• WHAT YOU WILL DO
Check each line of the material. Copy those containing "развития".

--- START DATA EXCERPTS ---

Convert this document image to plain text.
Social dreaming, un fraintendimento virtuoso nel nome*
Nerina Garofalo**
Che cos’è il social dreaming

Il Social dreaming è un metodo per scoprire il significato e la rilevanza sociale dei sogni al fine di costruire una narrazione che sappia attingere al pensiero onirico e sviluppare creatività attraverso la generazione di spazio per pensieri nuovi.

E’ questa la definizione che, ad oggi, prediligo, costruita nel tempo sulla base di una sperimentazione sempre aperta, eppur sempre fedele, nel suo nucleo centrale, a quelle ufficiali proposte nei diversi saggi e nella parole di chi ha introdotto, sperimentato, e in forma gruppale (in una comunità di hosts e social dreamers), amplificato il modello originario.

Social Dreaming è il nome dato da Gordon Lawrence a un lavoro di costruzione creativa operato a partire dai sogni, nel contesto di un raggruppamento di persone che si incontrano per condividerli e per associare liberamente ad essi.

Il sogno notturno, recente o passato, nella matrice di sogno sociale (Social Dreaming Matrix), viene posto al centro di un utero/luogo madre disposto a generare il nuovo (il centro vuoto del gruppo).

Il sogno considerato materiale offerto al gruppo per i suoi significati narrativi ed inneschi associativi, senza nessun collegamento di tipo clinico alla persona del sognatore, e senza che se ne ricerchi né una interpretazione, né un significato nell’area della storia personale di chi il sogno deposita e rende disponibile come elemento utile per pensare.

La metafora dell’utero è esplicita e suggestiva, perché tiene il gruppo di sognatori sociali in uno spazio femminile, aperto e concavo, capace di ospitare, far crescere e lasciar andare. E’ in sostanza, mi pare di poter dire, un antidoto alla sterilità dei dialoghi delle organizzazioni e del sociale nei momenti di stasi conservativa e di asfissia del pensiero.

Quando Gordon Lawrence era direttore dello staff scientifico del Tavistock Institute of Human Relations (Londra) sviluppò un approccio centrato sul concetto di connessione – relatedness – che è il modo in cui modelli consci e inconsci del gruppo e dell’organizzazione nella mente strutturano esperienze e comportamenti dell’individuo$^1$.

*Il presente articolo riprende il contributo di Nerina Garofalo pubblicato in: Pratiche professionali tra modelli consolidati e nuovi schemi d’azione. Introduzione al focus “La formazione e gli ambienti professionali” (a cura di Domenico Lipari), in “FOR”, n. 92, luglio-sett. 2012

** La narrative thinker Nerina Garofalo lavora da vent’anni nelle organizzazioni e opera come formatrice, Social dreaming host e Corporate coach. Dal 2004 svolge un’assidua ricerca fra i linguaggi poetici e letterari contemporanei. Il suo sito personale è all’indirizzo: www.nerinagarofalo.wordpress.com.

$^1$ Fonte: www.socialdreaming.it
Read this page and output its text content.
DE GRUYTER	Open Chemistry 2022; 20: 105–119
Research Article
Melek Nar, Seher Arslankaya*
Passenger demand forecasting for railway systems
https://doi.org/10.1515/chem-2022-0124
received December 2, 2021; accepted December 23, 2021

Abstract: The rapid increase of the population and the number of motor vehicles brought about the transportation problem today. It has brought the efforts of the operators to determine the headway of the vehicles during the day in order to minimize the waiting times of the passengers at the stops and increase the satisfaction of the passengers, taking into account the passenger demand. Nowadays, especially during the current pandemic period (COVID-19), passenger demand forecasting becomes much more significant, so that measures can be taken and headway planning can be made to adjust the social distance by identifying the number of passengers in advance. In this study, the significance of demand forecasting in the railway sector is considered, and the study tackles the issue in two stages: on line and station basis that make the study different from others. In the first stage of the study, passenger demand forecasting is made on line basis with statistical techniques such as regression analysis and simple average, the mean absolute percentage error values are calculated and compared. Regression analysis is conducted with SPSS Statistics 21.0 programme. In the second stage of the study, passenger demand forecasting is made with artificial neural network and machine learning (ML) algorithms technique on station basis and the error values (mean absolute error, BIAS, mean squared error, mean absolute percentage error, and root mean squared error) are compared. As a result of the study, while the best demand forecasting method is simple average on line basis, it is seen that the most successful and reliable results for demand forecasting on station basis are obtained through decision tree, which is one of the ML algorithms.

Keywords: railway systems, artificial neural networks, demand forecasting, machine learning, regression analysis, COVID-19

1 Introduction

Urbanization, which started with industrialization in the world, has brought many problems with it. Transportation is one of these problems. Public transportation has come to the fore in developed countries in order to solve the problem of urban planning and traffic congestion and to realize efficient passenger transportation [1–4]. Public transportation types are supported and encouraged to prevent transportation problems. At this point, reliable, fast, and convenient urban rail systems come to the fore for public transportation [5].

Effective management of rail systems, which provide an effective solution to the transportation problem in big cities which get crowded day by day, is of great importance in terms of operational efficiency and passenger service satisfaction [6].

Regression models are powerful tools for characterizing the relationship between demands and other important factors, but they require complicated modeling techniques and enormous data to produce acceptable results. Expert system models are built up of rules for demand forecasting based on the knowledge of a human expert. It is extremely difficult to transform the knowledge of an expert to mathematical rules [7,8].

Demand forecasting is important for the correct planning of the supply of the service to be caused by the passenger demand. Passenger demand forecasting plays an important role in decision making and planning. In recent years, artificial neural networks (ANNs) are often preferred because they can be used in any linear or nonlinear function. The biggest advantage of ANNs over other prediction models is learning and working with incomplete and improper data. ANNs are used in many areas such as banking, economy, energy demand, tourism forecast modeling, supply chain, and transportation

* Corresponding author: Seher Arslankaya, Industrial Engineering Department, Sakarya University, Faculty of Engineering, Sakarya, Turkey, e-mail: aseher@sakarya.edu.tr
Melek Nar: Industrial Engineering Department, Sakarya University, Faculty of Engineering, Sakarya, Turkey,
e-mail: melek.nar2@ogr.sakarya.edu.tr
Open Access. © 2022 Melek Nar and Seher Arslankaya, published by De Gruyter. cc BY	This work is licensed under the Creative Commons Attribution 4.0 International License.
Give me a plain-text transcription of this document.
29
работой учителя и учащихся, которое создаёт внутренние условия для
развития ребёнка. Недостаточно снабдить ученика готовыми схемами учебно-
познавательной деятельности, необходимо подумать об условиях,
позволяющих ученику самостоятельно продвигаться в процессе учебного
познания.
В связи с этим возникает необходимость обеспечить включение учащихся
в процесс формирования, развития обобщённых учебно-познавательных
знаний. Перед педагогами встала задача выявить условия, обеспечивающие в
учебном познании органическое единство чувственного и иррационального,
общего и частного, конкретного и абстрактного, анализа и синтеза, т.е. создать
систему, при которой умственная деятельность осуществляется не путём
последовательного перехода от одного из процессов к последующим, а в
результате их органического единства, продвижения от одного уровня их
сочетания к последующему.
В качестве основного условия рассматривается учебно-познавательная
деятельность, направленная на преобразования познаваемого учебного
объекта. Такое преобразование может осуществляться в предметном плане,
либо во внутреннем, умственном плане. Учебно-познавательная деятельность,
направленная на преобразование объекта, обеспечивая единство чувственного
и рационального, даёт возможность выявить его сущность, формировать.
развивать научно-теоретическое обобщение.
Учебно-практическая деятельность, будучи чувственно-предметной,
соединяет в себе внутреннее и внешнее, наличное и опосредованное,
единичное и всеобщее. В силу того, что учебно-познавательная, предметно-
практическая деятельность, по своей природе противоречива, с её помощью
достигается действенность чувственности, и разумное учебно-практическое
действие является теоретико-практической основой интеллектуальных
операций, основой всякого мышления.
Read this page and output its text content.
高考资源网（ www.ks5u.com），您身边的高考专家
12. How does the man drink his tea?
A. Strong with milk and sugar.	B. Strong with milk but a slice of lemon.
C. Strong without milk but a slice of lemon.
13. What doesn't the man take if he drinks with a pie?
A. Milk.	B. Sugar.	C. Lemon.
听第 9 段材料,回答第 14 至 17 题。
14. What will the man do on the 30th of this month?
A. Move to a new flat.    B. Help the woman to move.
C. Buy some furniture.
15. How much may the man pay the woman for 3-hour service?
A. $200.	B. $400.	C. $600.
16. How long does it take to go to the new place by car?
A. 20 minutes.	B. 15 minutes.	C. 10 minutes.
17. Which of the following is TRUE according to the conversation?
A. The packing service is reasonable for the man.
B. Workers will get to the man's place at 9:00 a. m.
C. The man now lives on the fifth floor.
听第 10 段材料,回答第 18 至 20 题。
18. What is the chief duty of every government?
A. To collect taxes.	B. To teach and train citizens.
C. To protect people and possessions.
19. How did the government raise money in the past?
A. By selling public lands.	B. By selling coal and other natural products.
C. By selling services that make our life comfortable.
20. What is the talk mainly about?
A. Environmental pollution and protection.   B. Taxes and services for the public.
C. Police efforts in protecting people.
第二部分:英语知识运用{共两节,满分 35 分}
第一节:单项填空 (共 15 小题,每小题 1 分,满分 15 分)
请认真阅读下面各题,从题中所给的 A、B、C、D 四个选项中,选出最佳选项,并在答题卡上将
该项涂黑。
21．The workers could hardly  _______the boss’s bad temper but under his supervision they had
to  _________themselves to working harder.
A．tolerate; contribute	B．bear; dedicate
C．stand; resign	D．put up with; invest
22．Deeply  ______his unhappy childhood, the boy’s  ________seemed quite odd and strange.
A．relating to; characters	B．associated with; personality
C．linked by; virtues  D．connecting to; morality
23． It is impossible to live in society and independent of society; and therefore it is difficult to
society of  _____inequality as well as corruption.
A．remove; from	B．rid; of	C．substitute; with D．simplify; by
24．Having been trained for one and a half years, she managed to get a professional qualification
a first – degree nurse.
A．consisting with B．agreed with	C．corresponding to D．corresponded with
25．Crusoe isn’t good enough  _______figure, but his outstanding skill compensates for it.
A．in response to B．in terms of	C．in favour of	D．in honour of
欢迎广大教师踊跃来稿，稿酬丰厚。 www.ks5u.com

--- END DATA EXCERPTS ---

• FINAL RESULT
развития ребёнка. Недостаточно снабдить ученика готовыми схемами учебно-
в процесс формирования, развития обобщённых учебно-познавательных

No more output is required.